» **Exercise brief**
Extract every line from the records below that contains the word "клинической".

* * * * *

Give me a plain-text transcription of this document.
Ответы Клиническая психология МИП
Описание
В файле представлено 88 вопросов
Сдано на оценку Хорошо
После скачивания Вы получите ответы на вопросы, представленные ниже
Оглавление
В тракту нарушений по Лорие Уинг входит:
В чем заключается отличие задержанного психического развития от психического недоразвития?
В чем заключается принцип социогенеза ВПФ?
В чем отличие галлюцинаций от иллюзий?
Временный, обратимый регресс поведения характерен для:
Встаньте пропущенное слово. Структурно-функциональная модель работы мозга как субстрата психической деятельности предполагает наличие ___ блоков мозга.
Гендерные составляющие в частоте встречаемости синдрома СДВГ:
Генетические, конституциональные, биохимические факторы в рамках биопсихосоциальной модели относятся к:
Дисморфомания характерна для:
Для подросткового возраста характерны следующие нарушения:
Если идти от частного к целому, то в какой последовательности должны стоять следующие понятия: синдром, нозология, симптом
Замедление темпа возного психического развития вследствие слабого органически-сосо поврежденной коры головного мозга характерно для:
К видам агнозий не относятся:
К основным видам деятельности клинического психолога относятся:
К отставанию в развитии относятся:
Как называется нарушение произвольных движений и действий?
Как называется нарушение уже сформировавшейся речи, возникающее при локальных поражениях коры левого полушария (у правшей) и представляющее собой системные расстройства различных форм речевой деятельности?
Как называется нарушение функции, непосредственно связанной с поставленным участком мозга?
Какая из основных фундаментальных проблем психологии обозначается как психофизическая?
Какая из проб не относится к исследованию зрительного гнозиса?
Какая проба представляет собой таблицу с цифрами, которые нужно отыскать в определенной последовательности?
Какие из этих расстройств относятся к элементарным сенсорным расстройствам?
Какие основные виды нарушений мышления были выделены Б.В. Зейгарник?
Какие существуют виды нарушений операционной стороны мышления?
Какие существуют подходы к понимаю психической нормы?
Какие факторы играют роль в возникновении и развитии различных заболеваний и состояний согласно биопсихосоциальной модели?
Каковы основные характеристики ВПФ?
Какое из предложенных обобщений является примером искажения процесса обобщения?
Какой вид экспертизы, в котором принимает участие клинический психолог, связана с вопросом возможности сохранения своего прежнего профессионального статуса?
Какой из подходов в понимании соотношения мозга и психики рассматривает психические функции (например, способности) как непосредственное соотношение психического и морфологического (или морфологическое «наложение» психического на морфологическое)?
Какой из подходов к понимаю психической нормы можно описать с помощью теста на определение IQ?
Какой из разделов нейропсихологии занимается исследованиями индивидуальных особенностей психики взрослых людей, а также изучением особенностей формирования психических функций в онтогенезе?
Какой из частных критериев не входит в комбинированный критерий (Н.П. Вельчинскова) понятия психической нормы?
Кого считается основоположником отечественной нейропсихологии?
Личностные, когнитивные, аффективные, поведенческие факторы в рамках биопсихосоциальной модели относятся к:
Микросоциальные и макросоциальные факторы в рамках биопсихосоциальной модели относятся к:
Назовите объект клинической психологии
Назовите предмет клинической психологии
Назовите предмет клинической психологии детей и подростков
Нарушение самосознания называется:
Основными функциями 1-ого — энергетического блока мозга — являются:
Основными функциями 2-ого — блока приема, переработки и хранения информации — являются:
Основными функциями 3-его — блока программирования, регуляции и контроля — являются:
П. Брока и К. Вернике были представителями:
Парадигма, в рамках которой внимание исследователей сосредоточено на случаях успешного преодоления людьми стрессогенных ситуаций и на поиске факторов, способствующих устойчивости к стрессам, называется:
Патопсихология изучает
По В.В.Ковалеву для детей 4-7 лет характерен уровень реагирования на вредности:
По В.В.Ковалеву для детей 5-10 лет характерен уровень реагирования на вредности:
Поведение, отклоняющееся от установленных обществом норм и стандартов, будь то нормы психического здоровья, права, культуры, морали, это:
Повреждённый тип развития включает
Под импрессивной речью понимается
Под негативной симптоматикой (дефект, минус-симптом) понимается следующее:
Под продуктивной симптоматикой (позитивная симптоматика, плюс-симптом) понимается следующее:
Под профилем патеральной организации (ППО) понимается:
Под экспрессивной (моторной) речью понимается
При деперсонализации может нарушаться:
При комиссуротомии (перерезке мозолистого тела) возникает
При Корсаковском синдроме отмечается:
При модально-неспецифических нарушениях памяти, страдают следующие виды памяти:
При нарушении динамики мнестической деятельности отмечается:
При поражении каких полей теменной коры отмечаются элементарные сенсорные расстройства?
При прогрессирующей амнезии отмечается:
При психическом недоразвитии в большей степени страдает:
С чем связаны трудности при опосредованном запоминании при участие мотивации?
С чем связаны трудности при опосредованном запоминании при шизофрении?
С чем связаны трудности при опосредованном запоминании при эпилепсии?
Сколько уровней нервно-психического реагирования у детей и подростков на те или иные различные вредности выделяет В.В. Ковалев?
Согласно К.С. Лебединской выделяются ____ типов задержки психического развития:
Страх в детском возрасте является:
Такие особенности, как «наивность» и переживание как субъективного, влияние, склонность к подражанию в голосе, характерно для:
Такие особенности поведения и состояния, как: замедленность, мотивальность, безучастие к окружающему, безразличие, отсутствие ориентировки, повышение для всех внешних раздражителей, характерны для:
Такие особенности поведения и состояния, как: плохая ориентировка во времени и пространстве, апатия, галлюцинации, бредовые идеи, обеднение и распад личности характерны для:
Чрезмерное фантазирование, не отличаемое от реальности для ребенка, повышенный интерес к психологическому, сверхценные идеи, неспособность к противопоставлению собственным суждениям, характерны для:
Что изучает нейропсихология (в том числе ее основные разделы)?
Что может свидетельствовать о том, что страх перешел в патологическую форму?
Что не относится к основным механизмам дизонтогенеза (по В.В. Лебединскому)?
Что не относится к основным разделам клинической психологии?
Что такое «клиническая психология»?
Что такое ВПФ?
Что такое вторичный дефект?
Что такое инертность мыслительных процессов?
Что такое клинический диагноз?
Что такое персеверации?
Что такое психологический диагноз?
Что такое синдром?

* * * * *

» **Solution**
Назовите объект клинической психологии
Назовите предмет клинической психологии
Назовите предмет клинической психологии детей и подростков
Что не относится к основным разделам клинической психологии?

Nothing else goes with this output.